YOUR OBJECTIVE
Only lines with the word "Asnières" are needed; collect each of them from the listing below.

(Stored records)
● ● ● ●
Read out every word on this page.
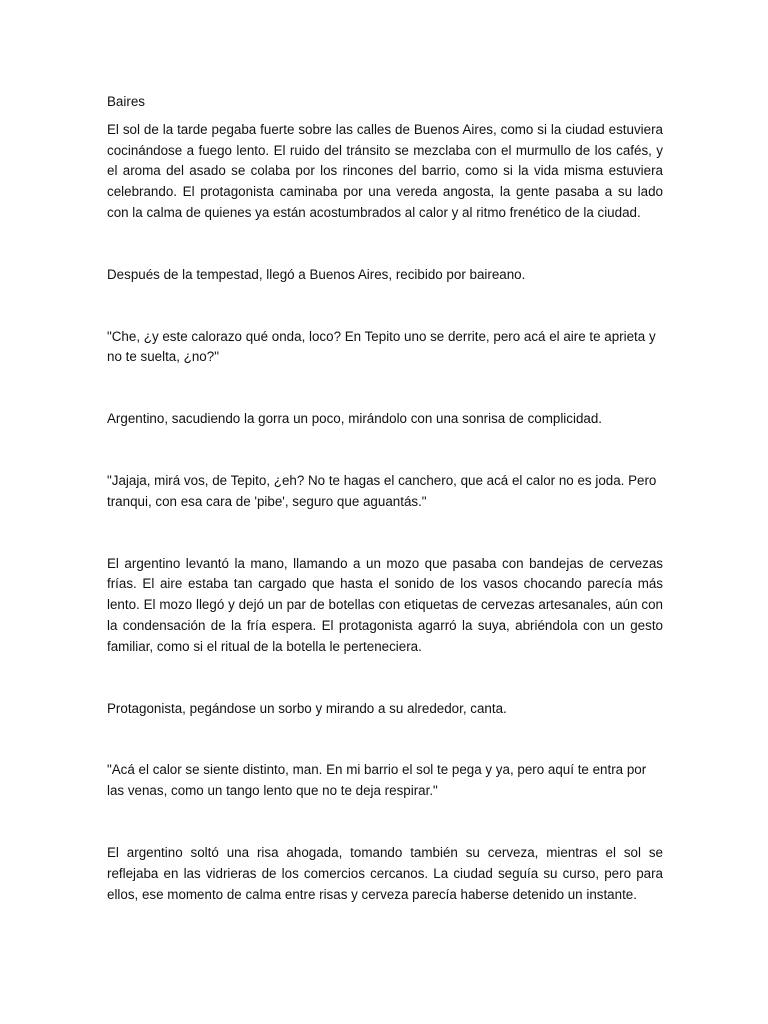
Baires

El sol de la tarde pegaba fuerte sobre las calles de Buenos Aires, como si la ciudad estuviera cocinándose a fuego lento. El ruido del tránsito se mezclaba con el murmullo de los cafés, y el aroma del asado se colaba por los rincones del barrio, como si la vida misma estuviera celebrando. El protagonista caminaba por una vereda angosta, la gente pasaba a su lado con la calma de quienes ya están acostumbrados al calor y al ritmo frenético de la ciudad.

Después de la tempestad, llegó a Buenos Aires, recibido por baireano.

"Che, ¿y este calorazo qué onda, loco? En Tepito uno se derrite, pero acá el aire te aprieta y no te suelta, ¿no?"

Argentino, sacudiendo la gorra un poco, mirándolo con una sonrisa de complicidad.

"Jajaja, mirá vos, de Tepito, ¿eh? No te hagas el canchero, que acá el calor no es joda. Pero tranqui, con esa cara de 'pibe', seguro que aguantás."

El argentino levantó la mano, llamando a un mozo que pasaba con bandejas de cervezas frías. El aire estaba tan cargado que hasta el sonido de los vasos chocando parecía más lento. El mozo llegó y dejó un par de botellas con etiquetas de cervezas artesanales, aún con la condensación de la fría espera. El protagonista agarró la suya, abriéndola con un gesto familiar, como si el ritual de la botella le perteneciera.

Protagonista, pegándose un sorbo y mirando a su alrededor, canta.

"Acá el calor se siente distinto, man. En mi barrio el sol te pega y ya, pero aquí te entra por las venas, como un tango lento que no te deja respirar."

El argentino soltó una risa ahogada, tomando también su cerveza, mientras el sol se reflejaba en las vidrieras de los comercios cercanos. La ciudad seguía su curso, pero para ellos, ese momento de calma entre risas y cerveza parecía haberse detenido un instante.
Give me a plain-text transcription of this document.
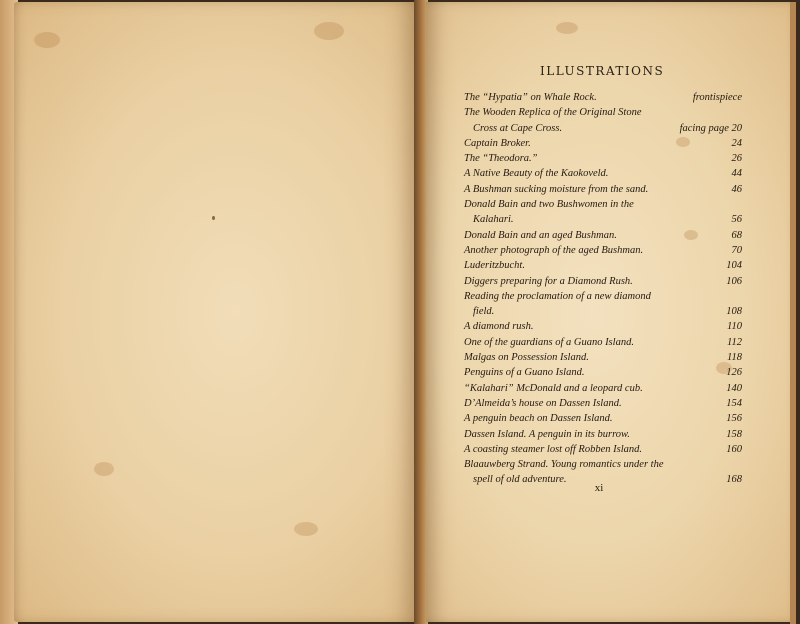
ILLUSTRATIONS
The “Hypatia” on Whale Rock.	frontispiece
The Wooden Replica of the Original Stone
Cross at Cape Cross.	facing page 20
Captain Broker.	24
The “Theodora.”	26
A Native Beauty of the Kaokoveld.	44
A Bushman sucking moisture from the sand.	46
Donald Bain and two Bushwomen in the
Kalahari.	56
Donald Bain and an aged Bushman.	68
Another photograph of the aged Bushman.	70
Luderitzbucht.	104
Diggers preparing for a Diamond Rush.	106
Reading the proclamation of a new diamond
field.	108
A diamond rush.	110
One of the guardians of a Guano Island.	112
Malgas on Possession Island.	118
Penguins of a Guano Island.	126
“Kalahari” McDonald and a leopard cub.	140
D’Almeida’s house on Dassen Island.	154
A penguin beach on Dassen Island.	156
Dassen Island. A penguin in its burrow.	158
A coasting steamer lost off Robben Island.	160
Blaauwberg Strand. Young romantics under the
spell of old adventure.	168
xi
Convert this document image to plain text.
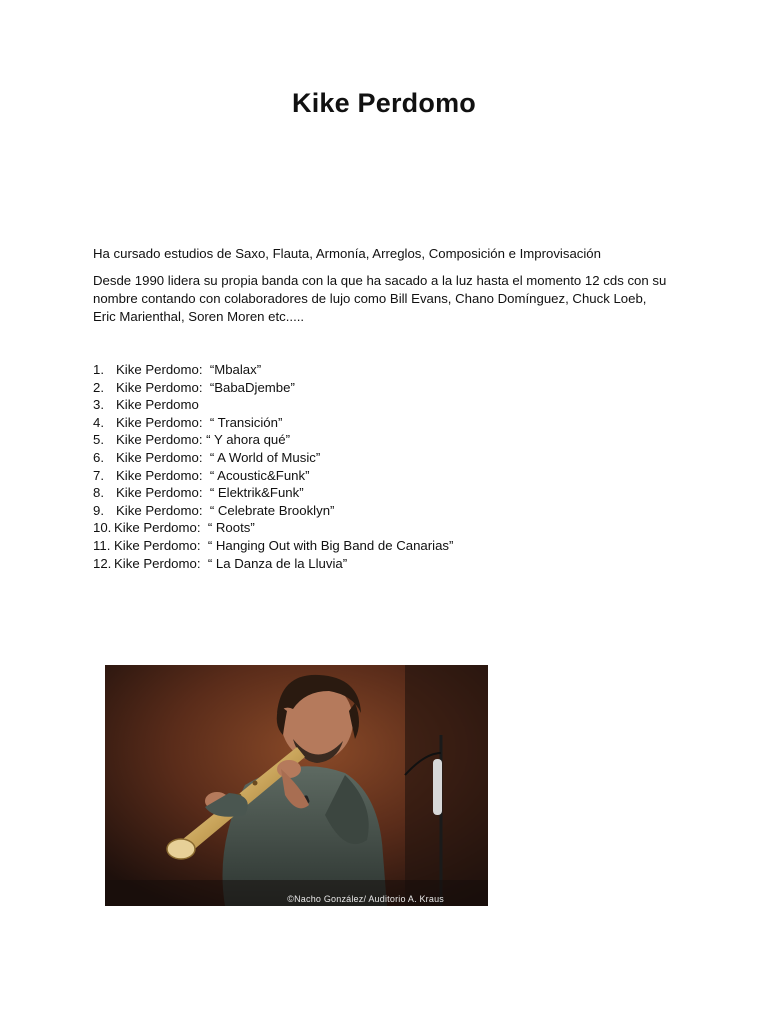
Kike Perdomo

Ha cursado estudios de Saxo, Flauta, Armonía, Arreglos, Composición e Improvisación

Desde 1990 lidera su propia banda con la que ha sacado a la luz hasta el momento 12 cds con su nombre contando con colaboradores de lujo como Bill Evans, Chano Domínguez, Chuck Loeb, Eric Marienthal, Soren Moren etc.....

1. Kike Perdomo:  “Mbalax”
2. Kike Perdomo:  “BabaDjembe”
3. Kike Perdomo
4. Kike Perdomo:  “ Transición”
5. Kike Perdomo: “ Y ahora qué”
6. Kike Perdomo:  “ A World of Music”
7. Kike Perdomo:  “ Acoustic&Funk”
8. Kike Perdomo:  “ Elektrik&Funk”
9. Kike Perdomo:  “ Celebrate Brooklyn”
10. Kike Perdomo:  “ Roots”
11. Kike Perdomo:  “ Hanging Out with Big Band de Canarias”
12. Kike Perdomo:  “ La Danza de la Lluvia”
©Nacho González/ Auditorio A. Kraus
● ● ● ●
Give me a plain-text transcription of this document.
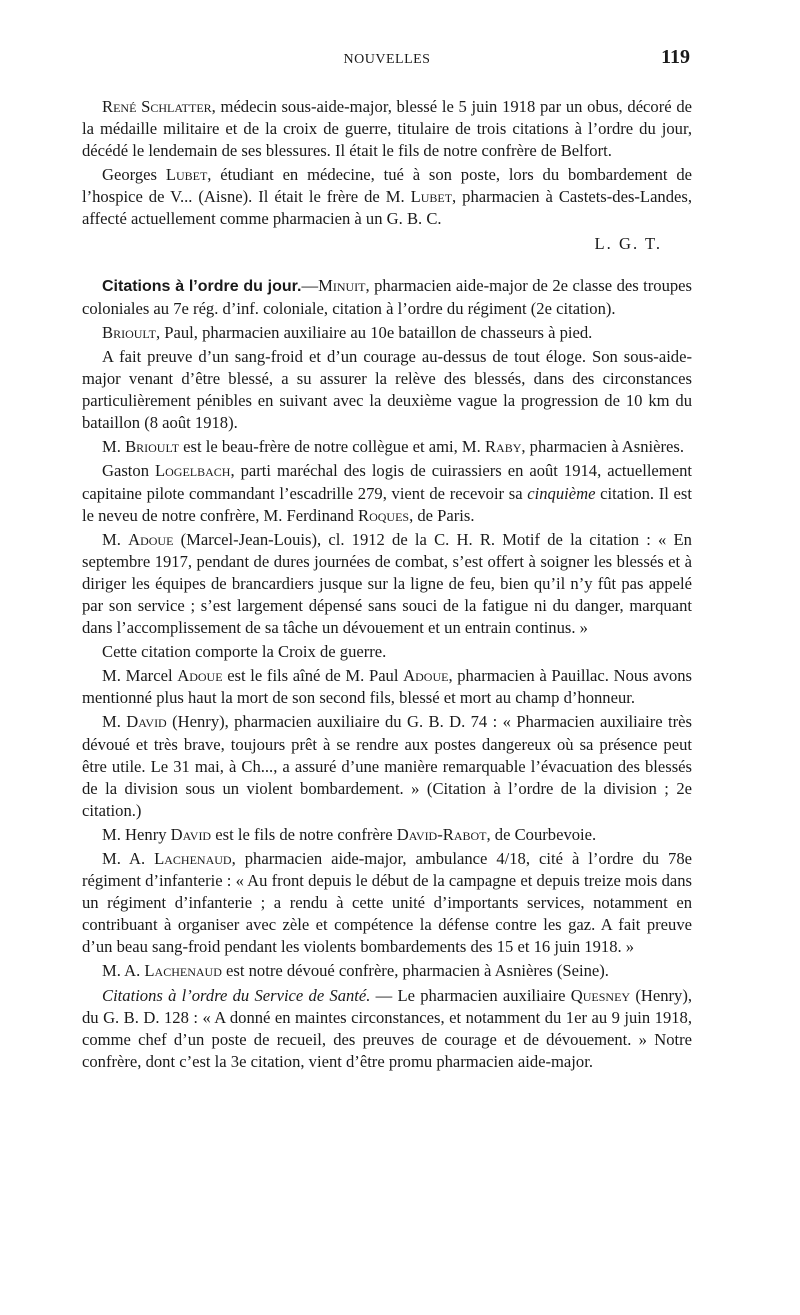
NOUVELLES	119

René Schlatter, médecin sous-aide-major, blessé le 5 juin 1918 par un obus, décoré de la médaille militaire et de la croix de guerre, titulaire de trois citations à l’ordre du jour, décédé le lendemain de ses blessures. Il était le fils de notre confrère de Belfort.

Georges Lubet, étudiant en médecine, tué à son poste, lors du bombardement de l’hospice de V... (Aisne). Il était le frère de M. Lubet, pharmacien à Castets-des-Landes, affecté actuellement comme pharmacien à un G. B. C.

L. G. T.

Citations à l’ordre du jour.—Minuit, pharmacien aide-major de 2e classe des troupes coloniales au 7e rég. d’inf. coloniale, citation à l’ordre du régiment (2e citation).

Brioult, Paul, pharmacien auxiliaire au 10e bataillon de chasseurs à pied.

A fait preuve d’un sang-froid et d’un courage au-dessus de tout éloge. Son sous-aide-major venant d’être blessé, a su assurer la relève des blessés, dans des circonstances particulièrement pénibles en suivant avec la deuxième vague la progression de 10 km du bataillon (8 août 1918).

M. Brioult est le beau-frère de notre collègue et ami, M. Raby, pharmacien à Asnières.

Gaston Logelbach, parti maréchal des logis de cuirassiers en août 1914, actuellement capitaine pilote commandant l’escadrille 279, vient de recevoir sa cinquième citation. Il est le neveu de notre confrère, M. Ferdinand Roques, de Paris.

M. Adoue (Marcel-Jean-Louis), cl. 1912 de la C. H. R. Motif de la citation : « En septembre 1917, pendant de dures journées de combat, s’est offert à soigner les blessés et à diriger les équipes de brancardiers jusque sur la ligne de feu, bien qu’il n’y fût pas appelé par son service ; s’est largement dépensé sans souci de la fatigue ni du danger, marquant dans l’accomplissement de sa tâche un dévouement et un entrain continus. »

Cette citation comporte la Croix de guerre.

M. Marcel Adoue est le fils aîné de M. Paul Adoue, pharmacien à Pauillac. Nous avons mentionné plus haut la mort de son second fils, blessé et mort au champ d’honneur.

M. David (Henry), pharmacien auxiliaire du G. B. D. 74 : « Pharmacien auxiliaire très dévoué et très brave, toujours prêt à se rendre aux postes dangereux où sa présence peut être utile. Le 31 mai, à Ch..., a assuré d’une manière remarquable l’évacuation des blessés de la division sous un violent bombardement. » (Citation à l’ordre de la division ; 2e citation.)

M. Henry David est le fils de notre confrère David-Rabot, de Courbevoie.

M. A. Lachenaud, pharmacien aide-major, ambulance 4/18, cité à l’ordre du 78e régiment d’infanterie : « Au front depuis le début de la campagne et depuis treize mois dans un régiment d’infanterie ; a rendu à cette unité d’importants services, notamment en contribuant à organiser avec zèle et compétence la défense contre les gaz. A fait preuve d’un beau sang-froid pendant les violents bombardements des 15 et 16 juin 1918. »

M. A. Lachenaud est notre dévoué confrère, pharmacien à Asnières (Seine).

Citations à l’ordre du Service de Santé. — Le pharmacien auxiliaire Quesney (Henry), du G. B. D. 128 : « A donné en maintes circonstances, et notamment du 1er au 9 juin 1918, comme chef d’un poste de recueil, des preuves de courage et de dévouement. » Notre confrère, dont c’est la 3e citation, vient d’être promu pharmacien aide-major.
● ● ● ●
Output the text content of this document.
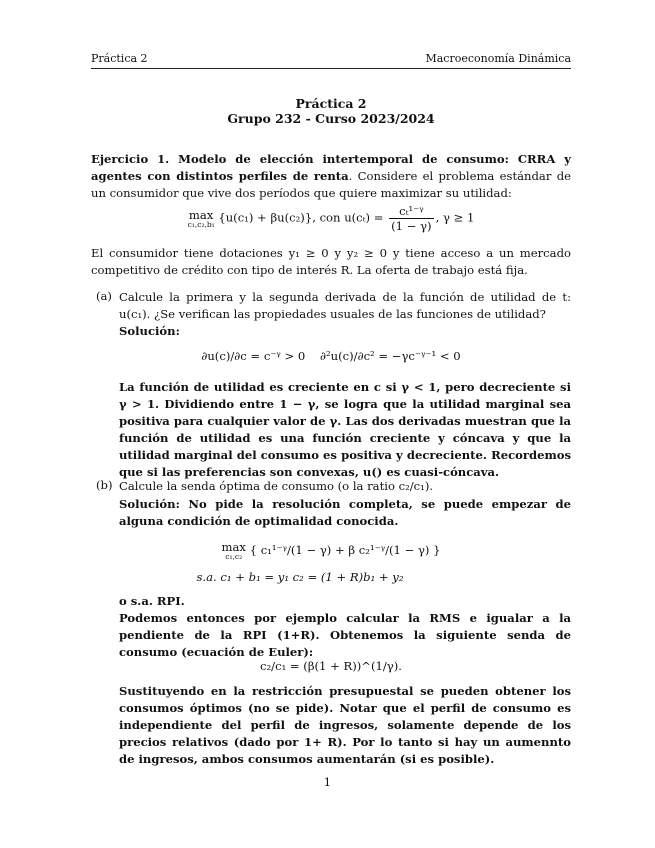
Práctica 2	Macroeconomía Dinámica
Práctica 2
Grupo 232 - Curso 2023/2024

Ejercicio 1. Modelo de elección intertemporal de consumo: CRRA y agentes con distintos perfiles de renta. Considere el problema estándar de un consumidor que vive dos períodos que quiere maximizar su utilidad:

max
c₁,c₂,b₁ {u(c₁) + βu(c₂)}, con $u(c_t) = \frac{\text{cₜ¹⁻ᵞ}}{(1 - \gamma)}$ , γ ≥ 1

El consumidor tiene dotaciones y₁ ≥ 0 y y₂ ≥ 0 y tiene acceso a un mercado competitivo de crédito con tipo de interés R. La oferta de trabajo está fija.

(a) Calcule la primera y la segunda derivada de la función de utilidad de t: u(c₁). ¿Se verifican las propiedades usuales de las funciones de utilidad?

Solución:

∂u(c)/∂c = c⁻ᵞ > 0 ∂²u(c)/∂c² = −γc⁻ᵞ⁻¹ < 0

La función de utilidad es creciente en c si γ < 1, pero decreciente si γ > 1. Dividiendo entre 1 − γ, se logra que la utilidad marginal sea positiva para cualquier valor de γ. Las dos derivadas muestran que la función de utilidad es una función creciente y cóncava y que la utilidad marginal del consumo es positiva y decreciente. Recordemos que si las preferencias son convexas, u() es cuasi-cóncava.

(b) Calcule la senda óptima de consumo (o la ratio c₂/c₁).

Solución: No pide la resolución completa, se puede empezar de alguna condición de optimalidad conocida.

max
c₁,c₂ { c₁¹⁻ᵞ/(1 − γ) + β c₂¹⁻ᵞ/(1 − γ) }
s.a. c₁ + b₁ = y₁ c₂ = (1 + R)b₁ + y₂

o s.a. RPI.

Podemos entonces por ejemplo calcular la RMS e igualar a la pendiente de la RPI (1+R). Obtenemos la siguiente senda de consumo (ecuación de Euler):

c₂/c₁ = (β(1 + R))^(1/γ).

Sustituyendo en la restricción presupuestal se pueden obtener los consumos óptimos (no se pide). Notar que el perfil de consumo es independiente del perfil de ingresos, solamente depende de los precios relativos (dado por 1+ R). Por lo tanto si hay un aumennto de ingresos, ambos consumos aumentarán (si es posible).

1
● ● ● ●
FULL RESPONSE
M. Brioult est le beau-frère de notre collègue et ami, M. Raby, pharmacien à Asnières.
M. A. Lachenaud est notre dévoué confrère, pharmacien à Asnières (Seine).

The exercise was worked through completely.